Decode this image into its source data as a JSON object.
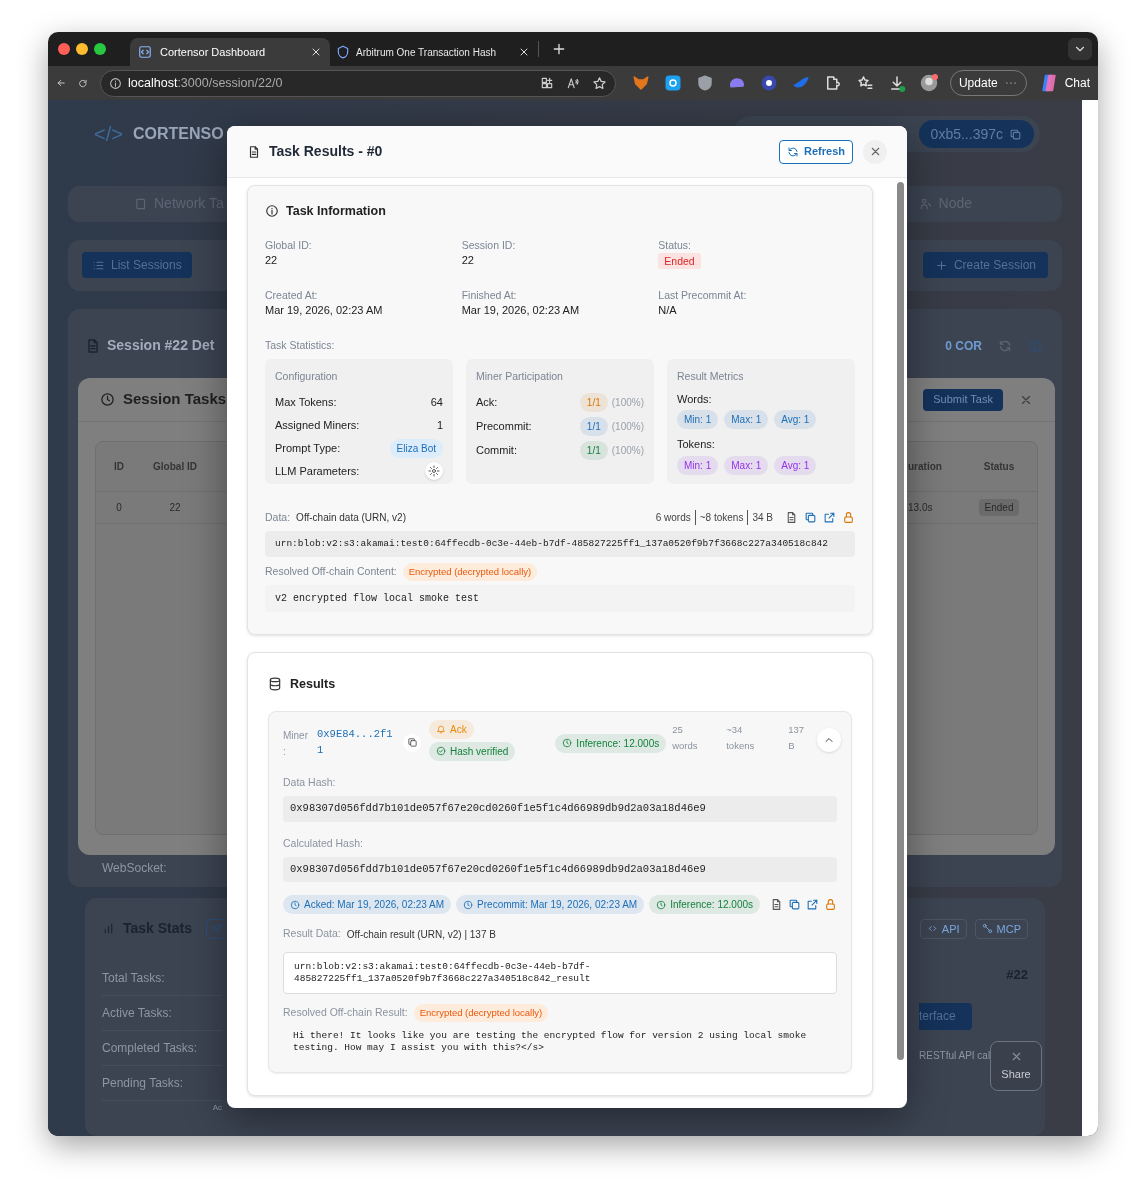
{
  "browser": {
    "tabs": [
      {
        "title": "Cortensor Dashboard",
        "selected": true
      },
      {
        "title": "Arbitrum One Transaction Hash",
        "selected": false
      }
    ],
    "url_host": "localhost",
    "url_path": ":3000/session/22/0",
    "update_button": "Update",
    "chat_button": "Chat"
  },
  "dashboard": {
    "logo_mark": "</>",
    "brand": "CORTENSO",
    "wallet": "0xb5...397c",
    "nav_tabs": [
      "Network Ta",
      "Node"
    ],
    "list_sessions_button": "List Sessions",
    "create_session_button": "Create Session",
    "session_title": "Session #22 Det",
    "stake_label": "0 COR",
    "websocket_label": "WebSocket:",
    "task_stats": {
      "title": "Task Stats",
      "buttons": [
        "API",
        "MCP"
      ],
      "rows": [
        "Total Tasks:",
        "Active Tasks:",
        "Completed Tasks:",
        "Pending Tasks:"
      ],
      "footnote": "Ac"
    },
    "session_number": "#22",
    "interface_button": "terface",
    "api_text": "RESTful API cal",
    "share_button": "Share"
  },
  "session_tasks_dialog": {
    "title": "Session Tasks",
    "submit_button": "Submit Task",
    "columns": [
      "ID",
      "Global ID",
      "uration",
      "Status"
    ],
    "rows": [
      {
        "id": "0",
        "global_id": "22",
        "duration": "13.0s",
        "status": "Ended"
      }
    ]
  },
  "task_results_dialog": {
    "title": "Task Results - #0",
    "refresh_button": "Refresh",
    "task_information": {
      "title": "Task Information",
      "fields": [
        {
          "label": "Global ID:",
          "value": "22",
          "kind": "text"
        },
        {
          "label": "Session ID:",
          "value": "22",
          "kind": "text"
        },
        {
          "label": "Status:",
          "value": "Ended",
          "kind": "badge"
        },
        {
          "label": "Created At:",
          "value": "Mar 19, 2026, 02:23 AM",
          "kind": "text"
        },
        {
          "label": "Finished At:",
          "value": "Mar 19, 2026, 02:23 AM",
          "kind": "text"
        },
        {
          "label": "Last Precommit At:",
          "value": "N/A",
          "kind": "text"
        }
      ],
      "statistics_label": "Task Statistics:",
      "configuration": {
        "title": "Configuration",
        "rows": [
          {
            "label": "Max Tokens:",
            "kind": "text",
            "value": "64"
          },
          {
            "label": "Assigned Miners:",
            "kind": "text",
            "value": "1"
          },
          {
            "label": "Prompt Type:",
            "kind": "badge",
            "value": "Eliza Bot"
          },
          {
            "label": "LLM Parameters:",
            "kind": "settings"
          }
        ]
      },
      "miner_participation": {
        "title": "Miner Participation",
        "rows": [
          {
            "label": "Ack:",
            "count": "1/1",
            "percent": "(100%)",
            "kind": "ack"
          },
          {
            "label": "Precommit:",
            "count": "1/1",
            "percent": "(100%)",
            "kind": "precommit"
          },
          {
            "label": "Commit:",
            "count": "1/1",
            "percent": "(100%)",
            "kind": "commit"
          }
        ]
      },
      "result_metrics": {
        "title": "Result Metrics",
        "groups": [
          {
            "label": "Words:",
            "kind": "words",
            "pills": [
              "Min: 1",
              "Max: 1",
              "Avg: 1"
            ]
          },
          {
            "label": "Tokens:",
            "kind": "tokens",
            "pills": [
              "Min: 1",
              "Max: 1",
              "Avg: 1"
            ]
          }
        ]
      },
      "data_label": "Data:",
      "data_kind": "Off-chain data (URN, v2)",
      "data_stats": [
        "6 words",
        "~8 tokens",
        "34 B"
      ],
      "urn": "urn:blob:v2:s3:akamai:test0:64ffecdb-0c3e-44eb-b7df-485827225ff1_137a0520f9b7f3668c227a340518c842",
      "resolved_label": "Resolved Off-chain Content:",
      "encryption_badge": "Encrypted (decrypted locally)",
      "content": "v2 encrypted flow local smoke test"
    },
    "results": {
      "title": "Results",
      "miners": [
        {
          "expanded": true,
          "label": "Miner :",
          "address": "0x9E84...2f11",
          "badges": [
            {
              "kind": "ack",
              "label": "Ack"
            },
            {
              "kind": "verified",
              "label": "Hash verified"
            }
          ],
          "inference": "Inference: 12.000s",
          "stats": [
            "25 words",
            "~34 tokens",
            "137 B"
          ],
          "data_hash_label": "Data Hash:",
          "data_hash": "0x98307d056fdd7b101de057f67e20cd0260f1e5f1c4d66989db9d2a03a18d46e9",
          "calculated_hash_label": "Calculated Hash:",
          "calculated_hash": "0x98307d056fdd7b101de057f67e20cd0260f1e5f1c4d66989db9d2a03a18d46e9",
          "timeline": [
            {
              "label": "Acked: Mar 19, 2026, 02:23 AM",
              "kind": "acked"
            },
            {
              "label": "Precommit: Mar 19, 2026, 02:23 AM",
              "kind": "precommit"
            },
            {
              "label": "Inference: 12.000s",
              "kind": "inference"
            }
          ],
          "result_data_label": "Result Data:",
          "result_data_kind": "Off-chain result (URN, v2) | 137 B",
          "result_urn": "urn:blob:v2:s3:akamai:test0:64ffecdb-0c3e-44eb-b7df-485827225ff1_137a0520f9b7f3668c227a340518c842_result",
          "resolved_label": "Resolved Off-chain Result:",
          "encryption_badge": "Encrypted (decrypted locally)",
          "content": "Hi there! It looks like you are testing the encrypted flow for version 2 using local smoke testing. How may I assist you with this?</s>"
        }
      ]
    }
  }
}
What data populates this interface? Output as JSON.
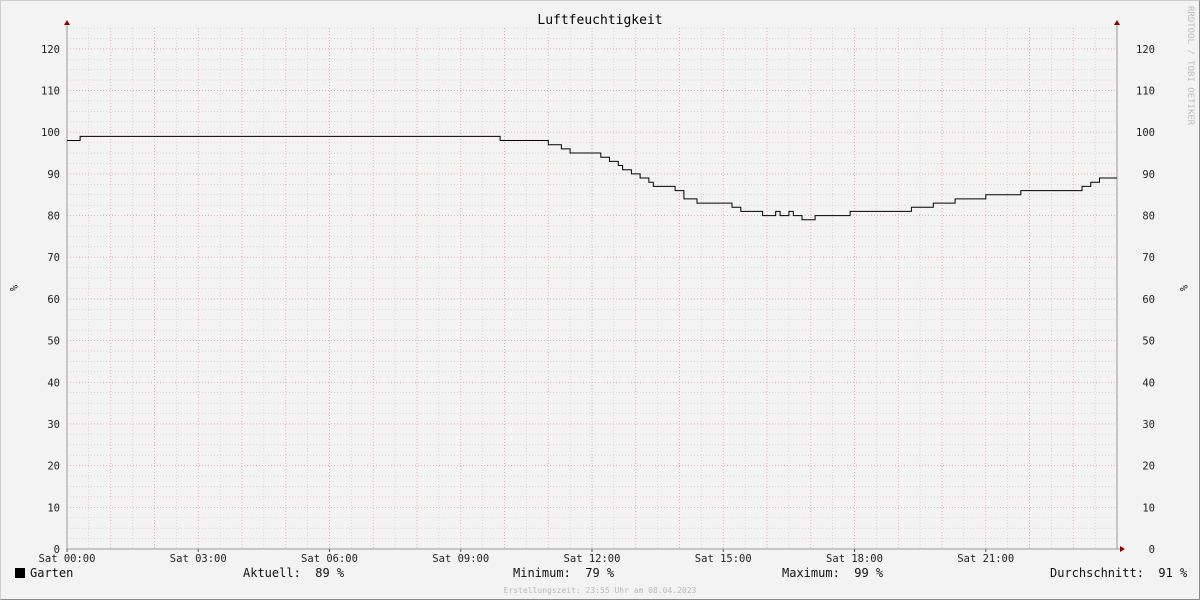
{
  "watermark": "RRDTOOL / TOBI OETIKER",
  "credit": "Erstellungszeit: 23:55 Uhr am 08.04.2023",
  "legend": {
    "series_name": "Garten",
    "current_label": "Aktuell:",
    "current_value": "89 %",
    "min_label": "Minimum:",
    "min_value": "79 %",
    "max_label": "Maximum:",
    "max_value": "99 %",
    "avg_label": "Durchschnitt:",
    "avg_value": "91 %"
  },
  "colors": {
    "line": "#000000",
    "major_grid": "#f0a0a0",
    "minor_grid": "#c8c8c8",
    "axis": "#999999",
    "arrow": "#990000"
  },
  "chart_data": {
    "type": "line",
    "title": "Luftfeuchtigkeit",
    "ylabel_left": "%",
    "ylabel_right": "%",
    "xlim": [
      0,
      24
    ],
    "ylim": [
      0,
      125
    ],
    "x_ticks": [
      {
        "x": 0,
        "label": "Sat 00:00"
      },
      {
        "x": 3,
        "label": "Sat 03:00"
      },
      {
        "x": 6,
        "label": "Sat 06:00"
      },
      {
        "x": 9,
        "label": "Sat 09:00"
      },
      {
        "x": 12,
        "label": "Sat 12:00"
      },
      {
        "x": 15,
        "label": "Sat 15:00"
      },
      {
        "x": 18,
        "label": "Sat 18:00"
      },
      {
        "x": 21,
        "label": "Sat 21:00"
      }
    ],
    "y_ticks": [
      {
        "y": 0,
        "label": "0"
      },
      {
        "y": 10,
        "label": "10"
      },
      {
        "y": 20,
        "label": "20"
      },
      {
        "y": 30,
        "label": "30"
      },
      {
        "y": 40,
        "label": "40"
      },
      {
        "y": 50,
        "label": "50"
      },
      {
        "y": 60,
        "label": "60"
      },
      {
        "y": 70,
        "label": "70"
      },
      {
        "y": 80,
        "label": "80"
      },
      {
        "y": 90,
        "label": "90"
      },
      {
        "y": 100,
        "label": "100"
      },
      {
        "y": 110,
        "label": "110"
      },
      {
        "y": 120,
        "label": "120"
      }
    ],
    "grid": true,
    "legend_position": "bottom",
    "series": [
      {
        "name": "Garten",
        "step": true,
        "points": [
          [
            0.0,
            98
          ],
          [
            0.3,
            99
          ],
          [
            9.9,
            98
          ],
          [
            11.0,
            97
          ],
          [
            11.3,
            96
          ],
          [
            11.5,
            95
          ],
          [
            12.2,
            94
          ],
          [
            12.4,
            93
          ],
          [
            12.6,
            92
          ],
          [
            12.7,
            91
          ],
          [
            12.9,
            90
          ],
          [
            13.1,
            89
          ],
          [
            13.3,
            88
          ],
          [
            13.4,
            87
          ],
          [
            13.9,
            86
          ],
          [
            14.1,
            84
          ],
          [
            14.4,
            83
          ],
          [
            15.2,
            82
          ],
          [
            15.4,
            81
          ],
          [
            15.9,
            80
          ],
          [
            16.2,
            81
          ],
          [
            16.3,
            80
          ],
          [
            16.5,
            81
          ],
          [
            16.6,
            80
          ],
          [
            16.8,
            79
          ],
          [
            17.1,
            80
          ],
          [
            17.9,
            81
          ],
          [
            19.3,
            82
          ],
          [
            19.8,
            83
          ],
          [
            20.3,
            84
          ],
          [
            21.0,
            85
          ],
          [
            21.8,
            86
          ],
          [
            23.2,
            87
          ],
          [
            23.4,
            88
          ],
          [
            23.6,
            89
          ],
          [
            24.0,
            89
          ]
        ]
      }
    ]
  }
}
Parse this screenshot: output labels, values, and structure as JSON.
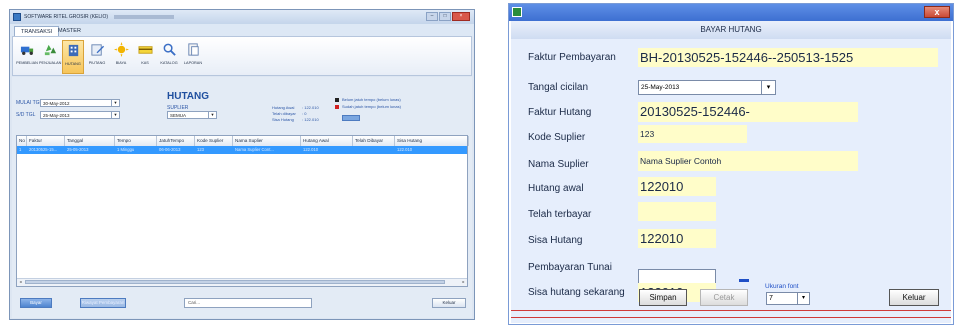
{
  "left_app": {
    "title": "SOFTWARE RITEL GROSIR (KELIO)",
    "tabs": [
      {
        "label": "TRANSAKSI"
      },
      {
        "label": "MASTER"
      }
    ],
    "ribbon": [
      {
        "label": "PEMBELIAN",
        "icon": "truck-icon"
      },
      {
        "label": "PENJUALAN",
        "icon": "recycle-icon"
      },
      {
        "label": "HUTANG",
        "icon": "building-icon"
      },
      {
        "label": "PIUTANG",
        "icon": "edit-icon"
      },
      {
        "label": "BIAYA",
        "icon": "sun-icon"
      },
      {
        "label": "KAS",
        "icon": "card-icon"
      },
      {
        "label": "KATALOG",
        "icon": "magnifier-icon"
      },
      {
        "label": "LAPORAN",
        "icon": "document-icon"
      }
    ],
    "filter": {
      "mulai_label": "MULAI TGL",
      "mulai_value": "30-May-2012",
      "sd_label": "S/D TGL",
      "sd_value": "25-May-2013",
      "suplier_label": "SUPLIER",
      "suplier_value": "SEMUA"
    },
    "page_title": "HUTANG",
    "summary": {
      "hutang_awal_label": "Hutang Awal",
      "hutang_awal_value": ": 122.010",
      "telah_dibayar_label": "Telah dibayar",
      "telah_dibayar_value": ": 0",
      "sisa_hutang_label": "Sisa Hutang",
      "sisa_hutang_value": ": 122.010"
    },
    "legend": [
      {
        "label": "Belum jatuh tempo (belum lunas)",
        "color": "#222222"
      },
      {
        "label": "Sudah jatuh tempo (belum lunas)",
        "color": "#d02020"
      }
    ],
    "table": {
      "columns": [
        "No",
        "Faktur",
        "Tanggal",
        "Tempo",
        "JatuhTempo",
        "Kode Suplier",
        "Nama Suplier",
        "Hutang Awal",
        "Telah Dibayar",
        "Sisa Hutang"
      ],
      "rows": [
        [
          "1",
          "20130525-15...",
          "25-05-2013",
          "1 Minggu",
          "06-06-2013",
          "123",
          "Nama Suplier Cont...",
          "122.010",
          "",
          "122.010"
        ]
      ]
    },
    "bottom": {
      "bayar_label": "Bayar",
      "riwayat_label": "Riwayat Pembayaran",
      "cari_placeholder": "Cari...",
      "keluar_label": "Keluar"
    },
    "accent_color": "#3399ff"
  },
  "dialog": {
    "header": "BAYAR HUTANG",
    "fields": {
      "faktur_pembayaran_label": "Faktur Pembayaran",
      "faktur_pembayaran_value": "BH-20130525-152446--250513-1525",
      "tanggal_cicilan_label": "Tangal cicilan",
      "tanggal_cicilan_value": "25-May-2013",
      "faktur_hutang_label": "Faktur Hutang",
      "faktur_hutang_value": "20130525-152446-",
      "kode_suplier_label": "Kode Suplier",
      "kode_suplier_value": "123",
      "nama_suplier_label": "Nama Suplier",
      "nama_suplier_value": "Nama Suplier Contoh",
      "hutang_awal_label": "Hutang awal",
      "hutang_awal_value": "122010",
      "telah_terbayar_label": "Telah terbayar",
      "telah_terbayar_value": "",
      "sisa_hutang_label": "Sisa Hutang",
      "sisa_hutang_value": "122010",
      "pembayaran_tunai_label": "Pembayaran Tunai",
      "pembayaran_tunai_value": "",
      "sisa_sekarang_label": "Sisa hutang sekarang",
      "sisa_sekarang_value": "122010"
    },
    "buttons": {
      "simpan": "Simpan",
      "cetak": "Cetak",
      "keluar": "Keluar"
    },
    "font_size_label": "Ukuran font",
    "font_size_value": "7",
    "close_glyph": "x",
    "dash_glyph": "-",
    "field_bg_color": "#fffdc9",
    "line_color": "#d03a3a"
  }
}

──────

Review the preceding data and report every line that includes the string "flow".

      "content": "v2 encrypted flow local smoke test"
          "content": "Hi there! It looks like you are testing the encrypted flow for version 2 using local smoke testing. How may I assist you with this?</s>"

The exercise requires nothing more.